**MATERIAL SUPPLIED**
※

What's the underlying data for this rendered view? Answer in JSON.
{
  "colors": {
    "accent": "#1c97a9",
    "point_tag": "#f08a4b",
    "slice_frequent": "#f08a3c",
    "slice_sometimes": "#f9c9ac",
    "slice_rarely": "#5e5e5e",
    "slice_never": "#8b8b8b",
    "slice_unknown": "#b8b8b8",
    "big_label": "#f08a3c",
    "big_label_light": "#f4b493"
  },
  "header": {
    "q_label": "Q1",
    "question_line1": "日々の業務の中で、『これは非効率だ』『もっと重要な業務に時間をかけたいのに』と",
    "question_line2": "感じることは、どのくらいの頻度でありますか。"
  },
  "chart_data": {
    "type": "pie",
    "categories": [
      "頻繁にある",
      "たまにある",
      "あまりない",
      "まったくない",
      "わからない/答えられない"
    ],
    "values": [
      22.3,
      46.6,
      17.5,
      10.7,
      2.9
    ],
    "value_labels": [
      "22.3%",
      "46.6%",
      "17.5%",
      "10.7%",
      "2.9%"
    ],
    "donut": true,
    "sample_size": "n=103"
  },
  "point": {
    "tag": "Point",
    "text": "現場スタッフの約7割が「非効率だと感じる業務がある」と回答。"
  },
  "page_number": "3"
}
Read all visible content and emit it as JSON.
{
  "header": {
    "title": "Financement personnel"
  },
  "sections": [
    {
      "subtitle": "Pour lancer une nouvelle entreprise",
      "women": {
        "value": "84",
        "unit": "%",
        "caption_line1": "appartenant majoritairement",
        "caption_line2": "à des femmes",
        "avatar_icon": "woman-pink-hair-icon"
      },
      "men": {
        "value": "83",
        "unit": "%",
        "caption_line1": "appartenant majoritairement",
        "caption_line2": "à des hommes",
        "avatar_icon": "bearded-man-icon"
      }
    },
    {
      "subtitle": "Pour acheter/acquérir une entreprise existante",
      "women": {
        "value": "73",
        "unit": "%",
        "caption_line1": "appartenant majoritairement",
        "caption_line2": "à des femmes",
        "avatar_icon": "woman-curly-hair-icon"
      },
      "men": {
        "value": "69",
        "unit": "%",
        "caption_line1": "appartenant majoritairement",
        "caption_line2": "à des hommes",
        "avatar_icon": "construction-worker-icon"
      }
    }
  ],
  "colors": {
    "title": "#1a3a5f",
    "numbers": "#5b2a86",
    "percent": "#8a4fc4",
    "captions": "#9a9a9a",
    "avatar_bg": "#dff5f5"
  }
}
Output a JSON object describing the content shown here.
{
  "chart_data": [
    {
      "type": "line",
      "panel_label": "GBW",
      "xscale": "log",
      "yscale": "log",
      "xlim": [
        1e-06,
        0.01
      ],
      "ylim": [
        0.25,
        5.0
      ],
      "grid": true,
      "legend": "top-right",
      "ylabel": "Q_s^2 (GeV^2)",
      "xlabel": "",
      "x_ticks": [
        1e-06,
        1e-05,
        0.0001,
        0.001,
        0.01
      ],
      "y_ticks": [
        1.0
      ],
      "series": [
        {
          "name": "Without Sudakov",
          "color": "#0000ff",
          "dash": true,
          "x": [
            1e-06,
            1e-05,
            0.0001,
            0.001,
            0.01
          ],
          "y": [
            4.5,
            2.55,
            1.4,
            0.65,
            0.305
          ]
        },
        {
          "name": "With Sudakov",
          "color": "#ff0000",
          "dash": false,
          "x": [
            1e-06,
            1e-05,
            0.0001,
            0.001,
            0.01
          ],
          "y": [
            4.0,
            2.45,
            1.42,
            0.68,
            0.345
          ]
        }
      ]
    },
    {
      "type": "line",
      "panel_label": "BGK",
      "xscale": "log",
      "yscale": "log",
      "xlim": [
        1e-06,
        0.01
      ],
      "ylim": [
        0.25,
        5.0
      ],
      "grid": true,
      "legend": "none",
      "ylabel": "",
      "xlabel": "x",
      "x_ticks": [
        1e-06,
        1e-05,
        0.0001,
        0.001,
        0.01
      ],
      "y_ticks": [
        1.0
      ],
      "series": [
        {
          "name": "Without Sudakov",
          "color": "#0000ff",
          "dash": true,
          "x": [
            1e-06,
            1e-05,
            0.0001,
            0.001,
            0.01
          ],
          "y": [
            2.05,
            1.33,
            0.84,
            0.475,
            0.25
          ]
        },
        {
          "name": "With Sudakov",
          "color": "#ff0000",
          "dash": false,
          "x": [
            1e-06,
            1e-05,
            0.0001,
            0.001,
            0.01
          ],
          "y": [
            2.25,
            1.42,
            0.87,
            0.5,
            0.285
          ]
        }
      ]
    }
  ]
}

※

**PROBLEM DETAILS**
Output all of the data again. Match it exactly.

**WRITTEN RESPONSE**
What's the underlying data for this rendered view? Answer in JSON.
{
  "colors": {
    "accent": "#1c97a9",
    "point_tag": "#f08a4b",
    "slice_frequent": "#f08a3c",
    "slice_sometimes": "#f9c9ac",
    "slice_rarely": "#5e5e5e",
    "slice_never": "#8b8b8b",
    "slice_unknown": "#b8b8b8",
    "big_label": "#f08a3c",
    "big_label_light": "#f4b493"
  },
  "header": {
    "q_label": "Q1",
    "question_line1": "日々の業務の中で、『これは非効率だ』『もっと重要な業務に時間をかけたいのに』と",
    "question_line2": "感じることは、どのくらいの頻度でありますか。"
  },
  "chart_data": {
    "type": "pie",
    "categories": [
      "頻繁にある",
      "たまにある",
      "あまりない",
      "まったくない",
      "わからない/答えられない"
    ],
    "values": [
      22.3,
      46.6,
      17.5,
      10.7,
      2.9
    ],
    "value_labels": [
      "22.3%",
      "46.6%",
      "17.5%",
      "10.7%",
      "2.9%"
    ],
    "donut": true,
    "sample_size": "n=103"
  },
  "point": {
    "tag": "Point",
    "text": "現場スタッフの約7割が「非効率だと感じる業務がある」と回答。"
  },
  "page_number": "3"
}
Read all visible content and emit it as JSON.
{
  "header": {
    "title": "Financement personnel"
  },
  "sections": [
    {
      "subtitle": "Pour lancer une nouvelle entreprise",
      "women": {
        "value": "84",
        "unit": "%",
        "caption_line1": "appartenant majoritairement",
        "caption_line2": "à des femmes",
        "avatar_icon": "woman-pink-hair-icon"
      },
      "men": {
        "value": "83",
        "unit": "%",
        "caption_line1": "appartenant majoritairement",
        "caption_line2": "à des hommes",
        "avatar_icon": "bearded-man-icon"
      }
    },
    {
      "subtitle": "Pour acheter/acquérir une entreprise existante",
      "women": {
        "value": "73",
        "unit": "%",
        "caption_line1": "appartenant majoritairement",
        "caption_line2": "à des femmes",
        "avatar_icon": "woman-curly-hair-icon"
      },
      "men": {
        "value": "69",
        "unit": "%",
        "caption_line1": "appartenant majoritairement",
        "caption_line2": "à des hommes",
        "avatar_icon": "construction-worker-icon"
      }
    }
  ],
  "colors": {
    "title": "#1a3a5f",
    "numbers": "#5b2a86",
    "percent": "#8a4fc4",
    "captions": "#9a9a9a",
    "avatar_bg": "#dff5f5"
  }
}
Output a JSON object describing the content shown here.
{
  "chart_data": [
    {
      "type": "line",
      "panel_label": "GBW",
      "xscale": "log",
      "yscale": "log",
      "xlim": [
        1e-06,
        0.01
      ],
      "ylim": [
        0.25,
        5.0
      ],
      "grid": true,
      "legend": "top-right",
      "ylabel": "Q_s^2 (GeV^2)",
      "xlabel": "",
      "x_ticks": [
        1e-06,
        1e-05,
        0.0001,
        0.001,
        0.01
      ],
      "y_ticks": [
        1.0
      ],
      "series": [
        {
          "name": "Without Sudakov",
          "color": "#0000ff",
          "dash": true,
          "x": [
            1e-06,
            1e-05,
            0.0001,
            0.001,
            0.01
          ],
          "y": [
            4.5,
            2.55,
            1.4,
            0.65,
            0.305
          ]
        },
        {
          "name": "With Sudakov",
          "color": "#ff0000",
          "dash": false,
          "x": [
            1e-06,
            1e-05,
            0.0001,
            0.001,
            0.01
          ],
          "y": [
            4.0,
            2.45,
            1.42,
            0.68,
            0.345
          ]
        }
      ]
    },
    {
      "type": "line",
      "panel_label": "BGK",
      "xscale": "log",
      "yscale": "log",
      "xlim": [
        1e-06,
        0.01
      ],
      "ylim": [
        0.25,
        5.0
      ],
      "grid": true,
      "legend": "none",
      "ylabel": "",
      "xlabel": "x",
      "x_ticks": [
        1e-06,
        1e-05,
        0.0001,
        0.001,
        0.01
      ],
      "y_ticks": [
        1.0
      ],
      "series": [
        {
          "name": "Without Sudakov",
          "color": "#0000ff",
          "dash": true,
          "x": [
            1e-06,
            1e-05,
            0.0001,
            0.001,
            0.01
          ],
          "y": [
            2.05,
            1.33,
            0.84,
            0.475,
            0.25
          ]
        },
        {
          "name": "With Sudakov",
          "color": "#ff0000",
          "dash": false,
          "x": [
            1e-06,
            1e-05,
            0.0001,
            0.001,
            0.01
          ],
          "y": [
            2.25,
            1.42,
            0.87,
            0.5,
            0.285
          ]
        }
      ]
    }
  ]
}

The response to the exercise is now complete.